**PROBLEM DETAILS:** Write every line of the material out exactly as shown.
>> Start DATA SUPPLIED
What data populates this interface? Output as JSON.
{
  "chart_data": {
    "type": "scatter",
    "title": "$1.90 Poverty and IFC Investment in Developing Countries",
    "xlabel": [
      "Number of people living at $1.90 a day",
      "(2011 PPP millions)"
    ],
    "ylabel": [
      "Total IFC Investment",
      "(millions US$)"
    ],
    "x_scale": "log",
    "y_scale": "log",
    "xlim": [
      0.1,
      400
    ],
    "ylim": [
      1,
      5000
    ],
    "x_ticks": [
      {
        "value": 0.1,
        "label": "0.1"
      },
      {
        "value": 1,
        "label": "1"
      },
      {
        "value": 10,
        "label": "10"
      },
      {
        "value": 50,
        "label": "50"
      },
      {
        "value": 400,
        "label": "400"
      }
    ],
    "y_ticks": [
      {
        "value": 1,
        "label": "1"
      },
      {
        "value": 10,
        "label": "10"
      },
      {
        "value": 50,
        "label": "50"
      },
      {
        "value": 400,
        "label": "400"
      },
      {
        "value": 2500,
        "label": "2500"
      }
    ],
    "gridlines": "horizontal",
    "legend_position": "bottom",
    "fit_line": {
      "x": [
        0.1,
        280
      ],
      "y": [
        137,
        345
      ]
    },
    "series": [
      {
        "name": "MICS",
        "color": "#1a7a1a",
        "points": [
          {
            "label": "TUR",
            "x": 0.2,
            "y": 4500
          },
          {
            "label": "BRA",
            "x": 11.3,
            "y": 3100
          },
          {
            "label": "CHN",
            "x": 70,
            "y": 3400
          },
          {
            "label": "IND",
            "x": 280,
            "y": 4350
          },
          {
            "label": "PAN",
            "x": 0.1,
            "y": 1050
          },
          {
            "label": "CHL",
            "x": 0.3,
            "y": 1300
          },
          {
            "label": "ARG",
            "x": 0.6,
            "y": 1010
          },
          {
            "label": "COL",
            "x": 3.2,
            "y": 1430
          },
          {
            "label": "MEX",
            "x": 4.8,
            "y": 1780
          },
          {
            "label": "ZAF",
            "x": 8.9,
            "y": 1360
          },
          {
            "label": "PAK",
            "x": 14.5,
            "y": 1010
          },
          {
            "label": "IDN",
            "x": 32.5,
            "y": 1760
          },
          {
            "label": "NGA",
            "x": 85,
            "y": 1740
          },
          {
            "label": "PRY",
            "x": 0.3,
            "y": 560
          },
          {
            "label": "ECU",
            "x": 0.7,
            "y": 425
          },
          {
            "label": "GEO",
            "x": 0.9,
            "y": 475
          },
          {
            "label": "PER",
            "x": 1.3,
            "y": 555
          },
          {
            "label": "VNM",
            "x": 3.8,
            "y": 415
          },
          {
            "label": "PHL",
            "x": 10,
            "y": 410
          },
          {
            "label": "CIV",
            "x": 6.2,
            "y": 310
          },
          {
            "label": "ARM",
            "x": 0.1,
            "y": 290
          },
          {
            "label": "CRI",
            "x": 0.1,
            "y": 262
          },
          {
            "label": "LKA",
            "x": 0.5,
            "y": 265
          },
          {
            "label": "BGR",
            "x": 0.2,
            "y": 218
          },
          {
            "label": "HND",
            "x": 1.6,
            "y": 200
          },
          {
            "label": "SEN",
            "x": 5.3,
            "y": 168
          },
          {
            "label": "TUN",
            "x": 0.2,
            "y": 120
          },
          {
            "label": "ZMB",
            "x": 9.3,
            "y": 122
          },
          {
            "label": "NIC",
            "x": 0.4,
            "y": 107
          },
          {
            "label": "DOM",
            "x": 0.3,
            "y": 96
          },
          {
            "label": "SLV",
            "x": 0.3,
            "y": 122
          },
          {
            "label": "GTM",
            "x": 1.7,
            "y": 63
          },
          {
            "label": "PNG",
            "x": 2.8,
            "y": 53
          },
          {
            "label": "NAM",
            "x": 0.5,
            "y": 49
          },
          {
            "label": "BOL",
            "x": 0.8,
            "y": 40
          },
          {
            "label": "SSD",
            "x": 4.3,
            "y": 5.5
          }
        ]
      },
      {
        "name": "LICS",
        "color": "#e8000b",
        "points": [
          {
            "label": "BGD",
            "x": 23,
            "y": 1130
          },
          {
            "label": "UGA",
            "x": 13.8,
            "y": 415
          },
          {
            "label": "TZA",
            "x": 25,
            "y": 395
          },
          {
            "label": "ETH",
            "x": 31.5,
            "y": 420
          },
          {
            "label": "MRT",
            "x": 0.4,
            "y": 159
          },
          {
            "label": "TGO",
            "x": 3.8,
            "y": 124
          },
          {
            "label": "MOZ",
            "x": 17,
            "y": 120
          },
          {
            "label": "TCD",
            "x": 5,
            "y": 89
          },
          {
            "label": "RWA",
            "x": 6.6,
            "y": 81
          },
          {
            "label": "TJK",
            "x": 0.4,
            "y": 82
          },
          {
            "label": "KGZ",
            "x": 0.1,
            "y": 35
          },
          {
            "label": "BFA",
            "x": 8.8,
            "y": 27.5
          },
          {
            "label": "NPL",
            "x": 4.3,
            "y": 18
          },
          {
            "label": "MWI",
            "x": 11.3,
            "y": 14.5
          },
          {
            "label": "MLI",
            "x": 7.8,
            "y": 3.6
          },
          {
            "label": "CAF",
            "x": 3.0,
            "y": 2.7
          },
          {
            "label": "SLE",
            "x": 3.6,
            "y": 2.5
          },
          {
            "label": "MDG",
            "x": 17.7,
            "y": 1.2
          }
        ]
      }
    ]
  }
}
>> End DATA SUPPLIED
**SOLUTION:**
What data populates this interface? Output as JSON.
{
  "chart_data": {
    "type": "scatter",
    "title": "$1.90 Poverty and IFC Investment in Developing Countries",
    "xlabel": [
      "Number of people living at $1.90 a day",
      "(2011 PPP millions)"
    ],
    "ylabel": [
      "Total IFC Investment",
      "(millions US$)"
    ],
    "x_scale": "log",
    "y_scale": "log",
    "xlim": [
      0.1,
      400
    ],
    "ylim": [
      1,
      5000
    ],
    "x_ticks": [
      {
        "value": 0.1,
        "label": "0.1"
      },
      {
        "value": 1,
        "label": "1"
      },
      {
        "value": 10,
        "label": "10"
      },
      {
        "value": 50,
        "label": "50"
      },
      {
        "value": 400,
        "label": "400"
      }
    ],
    "y_ticks": [
      {
        "value": 1,
        "label": "1"
      },
      {
        "value": 10,
        "label": "10"
      },
      {
        "value": 50,
        "label": "50"
      },
      {
        "value": 400,
        "label": "400"
      },
      {
        "value": 2500,
        "label": "2500"
      }
    ],
    "gridlines": "horizontal",
    "legend_position": "bottom",
    "fit_line": {
      "x": [
        0.1,
        280
      ],
      "y": [
        137,
        345
      ]
    },
    "series": [
      {
        "name": "MICS",
        "color": "#1a7a1a",
        "points": [
          {
            "label": "TUR",
            "x": 0.2,
            "y": 4500
          },
          {
            "label": "BRA",
            "x": 11.3,
            "y": 3100
          },
          {
            "label": "CHN",
            "x": 70,
            "y": 3400
          },
          {
            "label": "IND",
            "x": 280,
            "y": 4350
          },
          {
            "label": "PAN",
            "x": 0.1,
            "y": 1050
          },
          {
            "label": "CHL",
            "x": 0.3,
            "y": 1300
          },
          {
            "label": "ARG",
            "x": 0.6,
            "y": 1010
          },
          {
            "label": "COL",
            "x": 3.2,
            "y": 1430
          },
          {
            "label": "MEX",
            "x": 4.8,
            "y": 1780
          },
          {
            "label": "ZAF",
            "x": 8.9,
            "y": 1360
          },
          {
            "label": "PAK",
            "x": 14.5,
            "y": 1010
          },
          {
            "label": "IDN",
            "x": 32.5,
            "y": 1760
          },
          {
            "label": "NGA",
            "x": 85,
            "y": 1740
          },
          {
            "label": "PRY",
            "x": 0.3,
            "y": 560
          },
          {
            "label": "ECU",
            "x": 0.7,
            "y": 425
          },
          {
            "label": "GEO",
            "x": 0.9,
            "y": 475
          },
          {
            "label": "PER",
            "x": 1.3,
            "y": 555
          },
          {
            "label": "VNM",
            "x": 3.8,
            "y": 415
          },
          {
            "label": "PHL",
            "x": 10,
            "y": 410
          },
          {
            "label": "CIV",
            "x": 6.2,
            "y": 310
          },
          {
            "label": "ARM",
            "x": 0.1,
            "y": 290
          },
          {
            "label": "CRI",
            "x": 0.1,
            "y": 262
          },
          {
            "label": "LKA",
            "x": 0.5,
            "y": 265
          },
          {
            "label": "BGR",
            "x": 0.2,
            "y": 218
          },
          {
            "label": "HND",
            "x": 1.6,
            "y": 200
          },
          {
            "label": "SEN",
            "x": 5.3,
            "y": 168
          },
          {
            "label": "TUN",
            "x": 0.2,
            "y": 120
          },
          {
            "label": "ZMB",
            "x": 9.3,
            "y": 122
          },
          {
            "label": "NIC",
            "x": 0.4,
            "y": 107
          },
          {
            "label": "DOM",
            "x": 0.3,
            "y": 96
          },
          {
            "label": "SLV",
            "x": 0.3,
            "y": 122
          },
          {
            "label": "GTM",
            "x": 1.7,
            "y": 63
          },
          {
            "label": "PNG",
            "x": 2.8,
            "y": 53
          },
          {
            "label": "NAM",
            "x": 0.5,
            "y": 49
          },
          {
            "label": "BOL",
            "x": 0.8,
            "y": 40
          },
          {
            "label": "SSD",
            "x": 4.3,
            "y": 5.5
          }
        ]
      },
      {
        "name": "LICS",
        "color": "#e8000b",
        "points": [
          {
            "label": "BGD",
            "x": 23,
            "y": 1130
          },
          {
            "label": "UGA",
            "x": 13.8,
            "y": 415
          },
          {
            "label": "TZA",
            "x": 25,
            "y": 395
          },
          {
            "label": "ETH",
            "x": 31.5,
            "y": 420
          },
          {
            "label": "MRT",
            "x": 0.4,
            "y": 159
          },
          {
            "label": "TGO",
            "x": 3.8,
            "y": 124
          },
          {
            "label": "MOZ",
            "x": 17,
            "y": 120
          },
          {
            "label": "TCD",
            "x": 5,
            "y": 89
          },
          {
            "label": "RWA",
            "x": 6.6,
            "y": 81
          },
          {
            "label": "TJK",
            "x": 0.4,
            "y": 82
          },
          {
            "label": "KGZ",
            "x": 0.1,
            "y": 35
          },
          {
            "label": "BFA",
            "x": 8.8,
            "y": 27.5
          },
          {
            "label": "NPL",
            "x": 4.3,
            "y": 18
          },
          {
            "label": "MWI",
            "x": 11.3,
            "y": 14.5
          },
          {
            "label": "MLI",
            "x": 7.8,
            "y": 3.6
          },
          {
            "label": "CAF",
            "x": 3.0,
            "y": 2.7
          },
          {
            "label": "SLE",
            "x": 3.6,
            "y": 2.5
          },
          {
            "label": "MDG",
            "x": 17.7,
            "y": 1.2
          }
        ]
      }
    ]
  }
}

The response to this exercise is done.